• Written problem: Pictures do not belong in the copy; quote every entry below exactly.

• The records:
+++

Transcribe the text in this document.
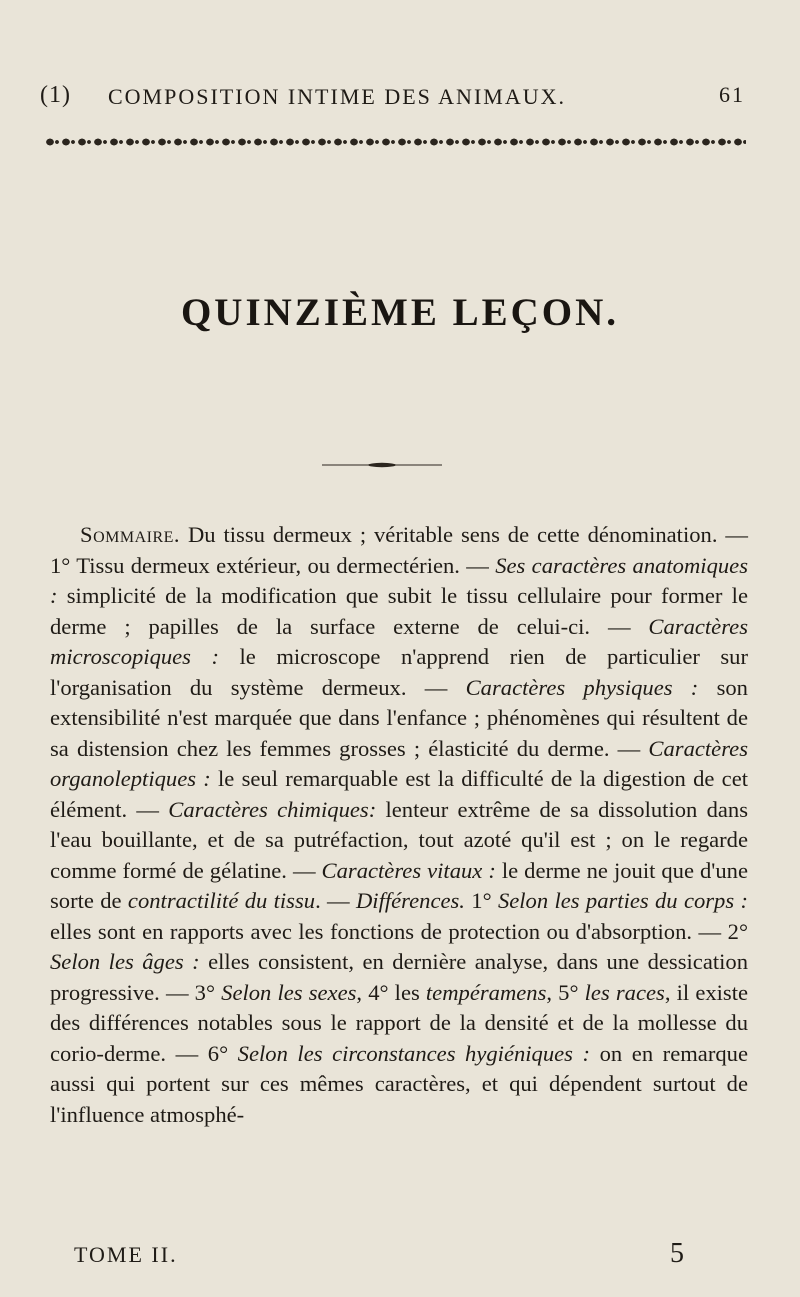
(1) COMPOSITION INTIME DES ANIMAUX.	61
QUINZIÈME LEÇON.

Sommaire. Du tissu dermeux ; véritable sens de cette dénomination. — 1° Tissu dermeux extérieur, ou dermectérien. — Ses caractères anatomiques : simplicité de la modification que subit le tissu cellulaire pour former le derme ; papilles de la surface externe de celui-ci. — Caractères microscopiques : le microscope n'apprend rien de particulier sur l'organisation du système dermeux. — Caractères physiques : son extensibilité n'est marquée que dans l'enfance ; phénomènes qui résultent de sa distension chez les femmes grosses ; élasticité du derme. — Caractères organoleptiques : le seul remarquable est la difficulté de la digestion de cet élément. — Caractères chimiques: lenteur extrême de sa dissolution dans l'eau bouillante, et de sa putréfaction, tout azoté qu'il est ; on le regarde comme formé de gélatine. — Caractères vitaux : le derme ne jouit que d'une sorte de contractilité du tissu. — Différences. 1° Selon les parties du corps : elles sont en rapports avec les fonctions de protection ou d'absorption. — 2° Selon les âges : elles consistent, en dernière analyse, dans une dessication progressive. — 3° Selon les sexes, 4° les tempéramens, 5° les races, il existe des différences notables sous le rapport de la densité et de la mollesse du corio-derme. — 6° Selon les circonstances hygiéniques : on en remarque aussi qui portent sur ces mêmes caractères, et qui dépendent surtout de l'influence atmosphé-

TOME II.	5
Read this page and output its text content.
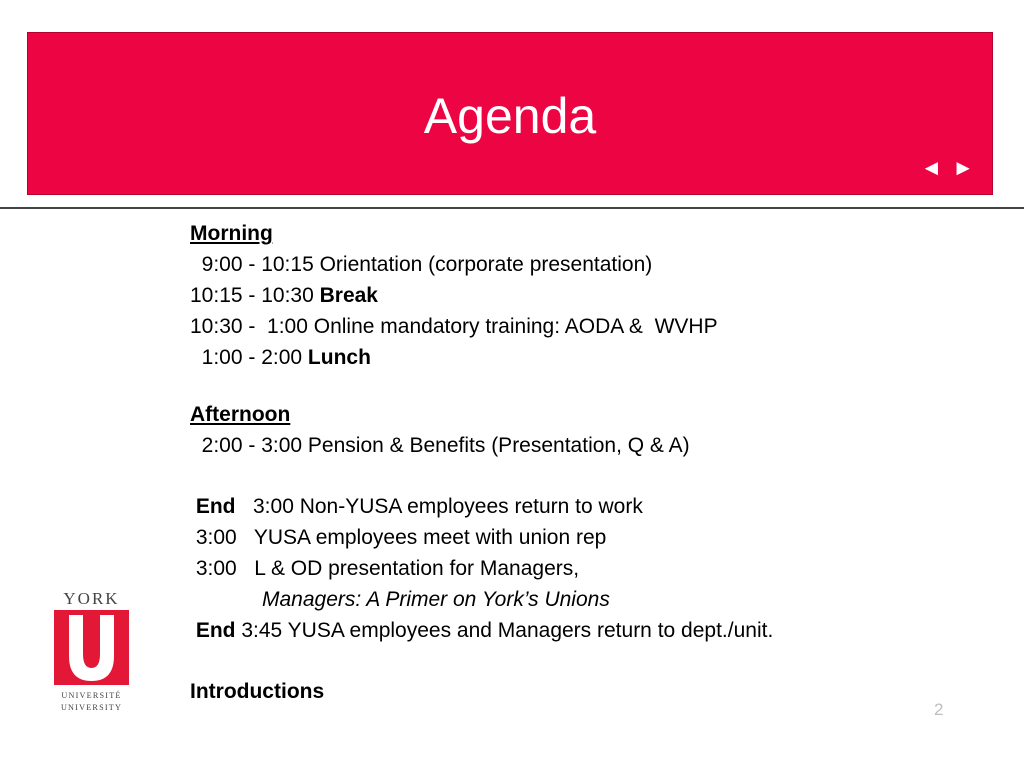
Agenda
◄ ►
Morning
9:00 - 10:15 Orientation (corporate presentation)
10:15 - 10:30 Break
10:30 -  1:00 Online mandatory training: AODA &  WVHP
1:00 - 2:00 Lunch
Afternoon
2:00 - 3:00 Pension & Benefits (Presentation, Q & A)
End   3:00 Non-YUSA employees return to work
3:00   YUSA employees meet with union rep
3:00   L & OD presentation for Managers,
Managers: A Primer on York’s Unions
End 3:45 YUSA employees and Managers return to dept./unit.
Introductions
2
YORK
UNIVERSITÉ
UNIVERSITY
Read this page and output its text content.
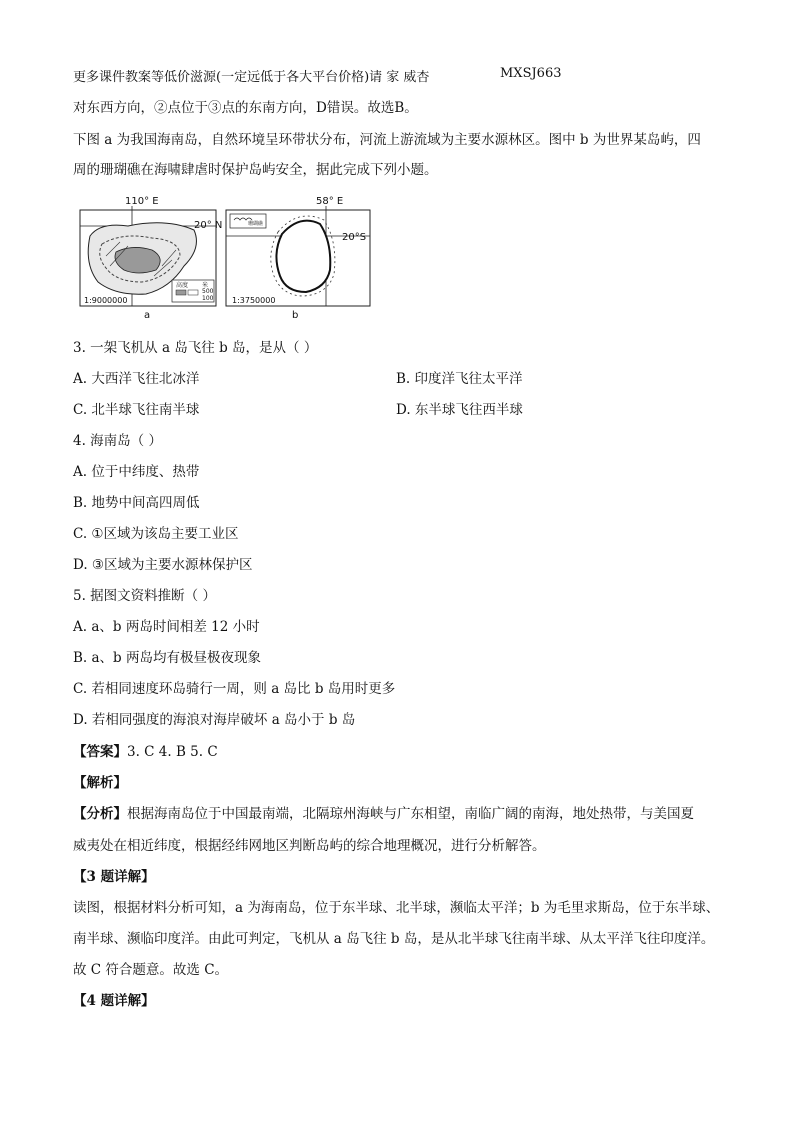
更多课件教案等低价滋源(一定远低于各大平台价格)请 家 威杏	MXSJ663
对东西方向，②点位于③点的东南方向，D错误。故选B。
下图 a 为我国海南岛，自然环境呈环带状分布，河流上游流域为主要水源林区。图中 b 为世界某岛屿，四
周的珊瑚礁在海啸肆虐时保护岛屿安全，据此完成下列小题。
110° E
20° N
1:9000000
高度 米
500
100
a
58° E
20°S
1:3750000
珊瑚礁
b
3. 一架飞机从 a 岛飞往 b 岛，是从（ ）
A. 大西洋飞往北冰洋	B. 印度洋飞往太平洋
C. 北半球飞往南半球	D. 东半球飞往西半球
4. 海南岛（ ）
A. 位于中纬度、热带
B. 地势中间高四周低
C. ①区域为该岛主要工业区
D. ③区域为主要水源林保护区
5. 据图文资料推断（ ）
A. a、b 两岛时间相差 12 小时
B. a、b 两岛均有极昼极夜现象
C. 若相同速度环岛骑行一周，则 a 岛比 b 岛用时更多
D. 若相同强度的海浪对海岸破坏 a 岛小于 b 岛
【答案】3. C 4. B 5. C
【解析】
【分析】根据海南岛位于中国最南端，北隔琼州海峡与广东相望，南临广阔的南海，地处热带，与美国夏
威夷处在相近纬度，根据经纬网地区判断岛屿的综合地理概况，进行分析解答。
【3 题详解】
读图，根据材料分析可知，a 为海南岛，位于东半球、北半球，濒临太平洋；b 为毛里求斯岛，位于东半球、
南半球、濒临印度洋。由此可判定，飞机从 a 岛飞往 b 岛，是从北半球飞往南半球、从太平洋飞往印度洋。
故 C 符合题意。故选 C。
【4 题详解】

+++

• Response for this exercise:
Transcribe the text in this document.
(1) COMPOSITION INTIME DES ANIMAUX.	61
QUINZIÈME LEÇON.

Sommaire. Du tissu dermeux ; véritable sens de cette dénomination. — 1° Tissu dermeux extérieur, ou dermectérien. — Ses caractères anatomiques : simplicité de la modification que subit le tissu cellulaire pour former le derme ; papilles de la surface externe de celui-ci. — Caractères microscopiques : le microscope n'apprend rien de particulier sur l'organisation du système dermeux. — Caractères physiques : son extensibilité n'est marquée que dans l'enfance ; phénomènes qui résultent de sa distension chez les femmes grosses ; élasticité du derme. — Caractères organoleptiques : le seul remarquable est la difficulté de la digestion de cet élément. — Caractères chimiques: lenteur extrême de sa dissolution dans l'eau bouillante, et de sa putréfaction, tout azoté qu'il est ; on le regarde comme formé de gélatine. — Caractères vitaux : le derme ne jouit que d'une sorte de contractilité du tissu. — Différences. 1° Selon les parties du corps : elles sont en rapports avec les fonctions de protection ou d'absorption. — 2° Selon les âges : elles consistent, en dernière analyse, dans une dessication progressive. — 3° Selon les sexes, 4° les tempéramens, 5° les races, il existe des différences notables sous le rapport de la densité et de la mollesse du corio-derme. — 6° Selon les circonstances hygiéniques : on en remarque aussi qui portent sur ces mêmes caractères, et qui dépendent surtout de l'influence atmosphé-

TOME II.	5
Read this page and output its text content.
Agenda
◄ ►
Morning
9:00 - 10:15 Orientation (corporate presentation)
10:15 - 10:30 Break
10:30 -  1:00 Online mandatory training: AODA &  WVHP
1:00 - 2:00 Lunch
Afternoon
2:00 - 3:00 Pension & Benefits (Presentation, Q & A)
End   3:00 Non-YUSA employees return to work
3:00   YUSA employees meet with union rep
3:00   L & OD presentation for Managers,
Managers: A Primer on York’s Unions
End 3:45 YUSA employees and Managers return to dept./unit.
Introductions
2
YORK
UNIVERSITÉ
UNIVERSITY
Read this page and output its text content.
更多课件教案等低价滋源(一定远低于各大平台价格)请 家 威杏	MXSJ663
对东西方向，②点位于③点的东南方向，D错误。故选B。
下图 a 为我国海南岛，自然环境呈环带状分布，河流上游流域为主要水源林区。图中 b 为世界某岛屿，四
周的珊瑚礁在海啸肆虐时保护岛屿安全，据此完成下列小题。
110° E
20° N
1:9000000
高度 米
500
100
a
58° E
20°S
1:3750000
珊瑚礁
b
3. 一架飞机从 a 岛飞往 b 岛，是从（ ）
A. 大西洋飞往北冰洋	B. 印度洋飞往太平洋
C. 北半球飞往南半球	D. 东半球飞往西半球
4. 海南岛（ ）
A. 位于中纬度、热带
B. 地势中间高四周低
C. ①区域为该岛主要工业区
D. ③区域为主要水源林保护区
5. 据图文资料推断（ ）
A. a、b 两岛时间相差 12 小时
B. a、b 两岛均有极昼极夜现象
C. 若相同速度环岛骑行一周，则 a 岛比 b 岛用时更多
D. 若相同强度的海浪对海岸破坏 a 岛小于 b 岛
【答案】3. C 4. B 5. C
【解析】
【分析】根据海南岛位于中国最南端，北隔琼州海峡与广东相望，南临广阔的南海，地处热带，与美国夏
威夷处在相近纬度，根据经纬网地区判断岛屿的综合地理概况，进行分析解答。
【3 题详解】
读图，根据材料分析可知，a 为海南岛，位于东半球、北半球，濒临太平洋；b 为毛里求斯岛，位于东半球、
南半球、濒临印度洋。由此可判定，飞机从 a 岛飞往 b 岛，是从北半球飞往南半球、从太平洋飞往印度洋。
故 C 符合题意。故选 C。
【4 题详解】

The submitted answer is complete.